* Begin DATASET ENTRIES *

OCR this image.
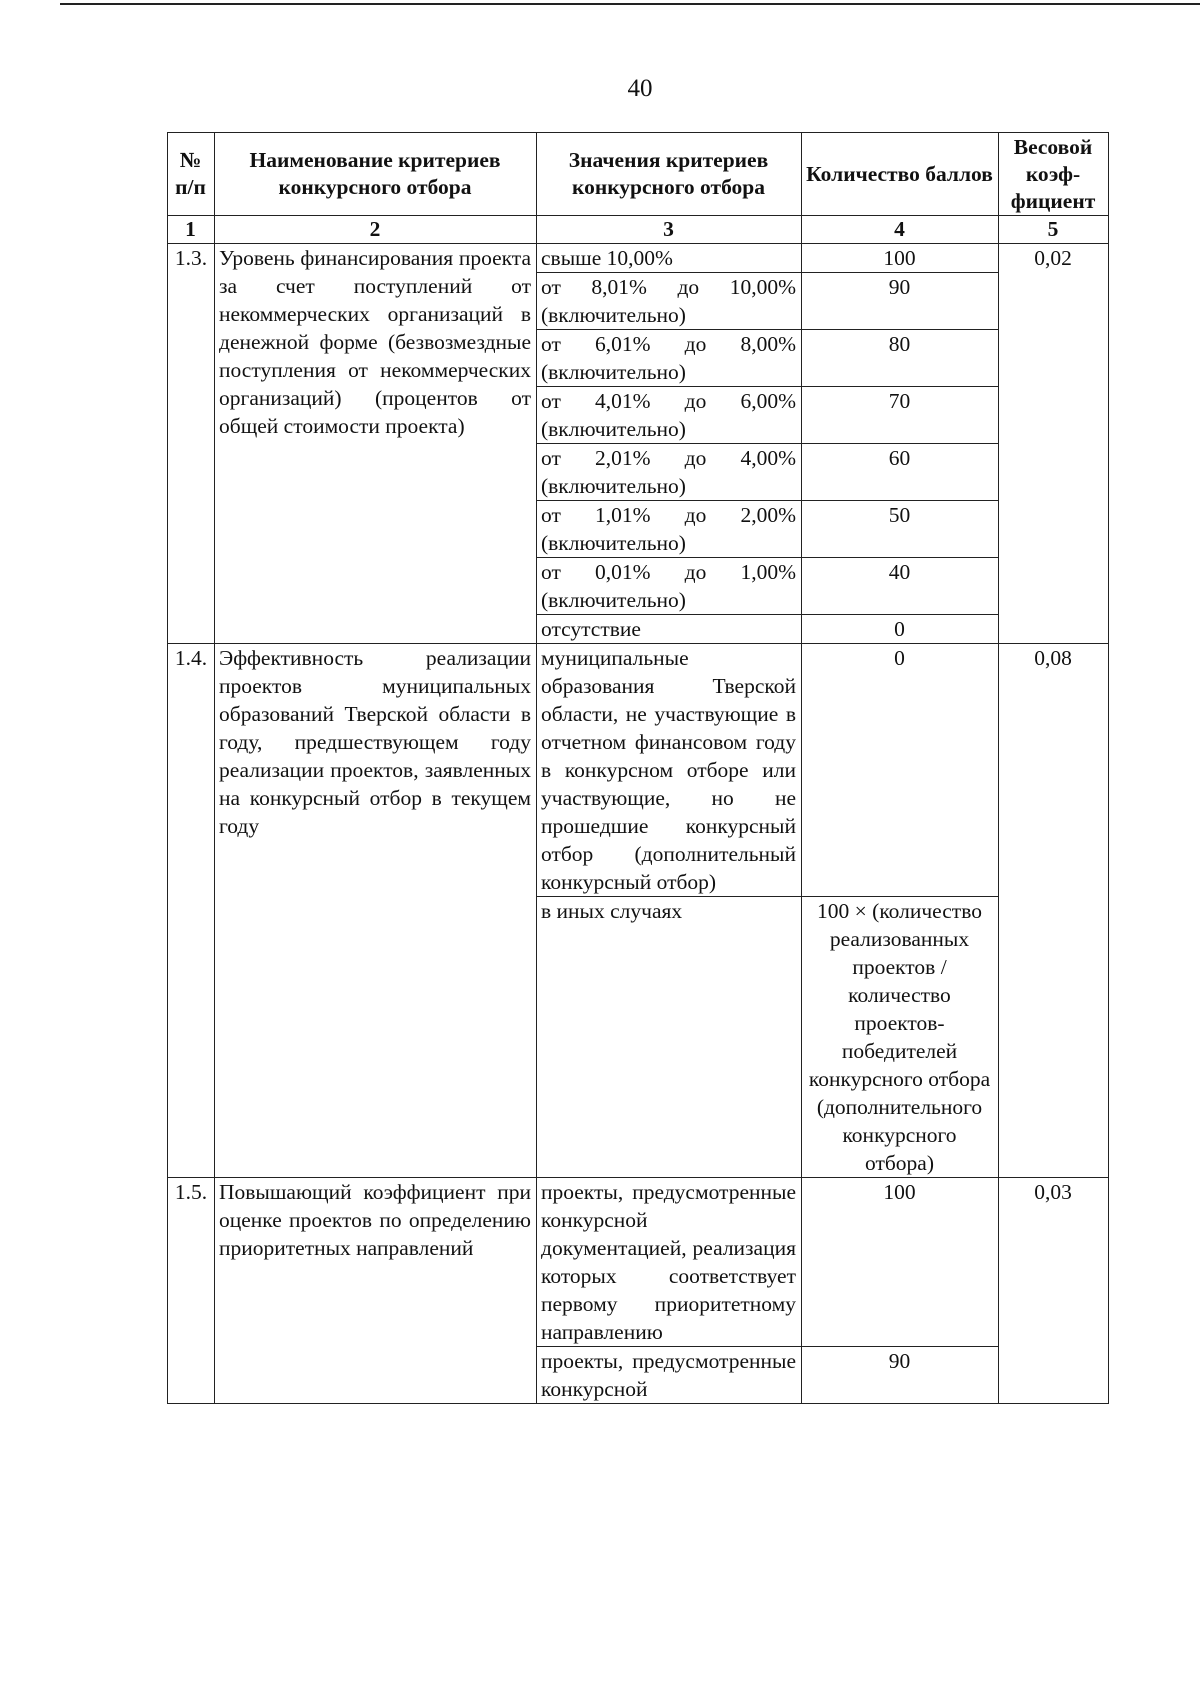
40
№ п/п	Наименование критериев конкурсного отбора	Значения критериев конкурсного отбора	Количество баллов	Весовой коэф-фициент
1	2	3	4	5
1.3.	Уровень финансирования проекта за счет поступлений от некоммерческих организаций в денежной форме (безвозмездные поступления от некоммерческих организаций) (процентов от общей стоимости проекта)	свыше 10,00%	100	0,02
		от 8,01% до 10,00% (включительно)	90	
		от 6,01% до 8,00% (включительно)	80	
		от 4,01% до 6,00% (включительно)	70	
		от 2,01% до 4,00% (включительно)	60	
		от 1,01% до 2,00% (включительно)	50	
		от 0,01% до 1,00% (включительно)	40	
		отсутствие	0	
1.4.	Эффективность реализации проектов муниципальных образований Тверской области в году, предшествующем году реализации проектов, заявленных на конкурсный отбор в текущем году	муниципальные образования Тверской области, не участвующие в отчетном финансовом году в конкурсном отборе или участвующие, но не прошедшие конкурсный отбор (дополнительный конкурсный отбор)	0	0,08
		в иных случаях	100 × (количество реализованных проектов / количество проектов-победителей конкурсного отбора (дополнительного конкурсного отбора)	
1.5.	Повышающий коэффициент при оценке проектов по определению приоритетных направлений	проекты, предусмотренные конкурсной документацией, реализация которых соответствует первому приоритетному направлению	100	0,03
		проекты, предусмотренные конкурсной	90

* End DATASET ENTRIES *

=== STATED PROBLEM ===
Reply with the number of lines in the preceding entries that contain "отбора", and no other words.

=== ANSWER FOR THE TASK ===
2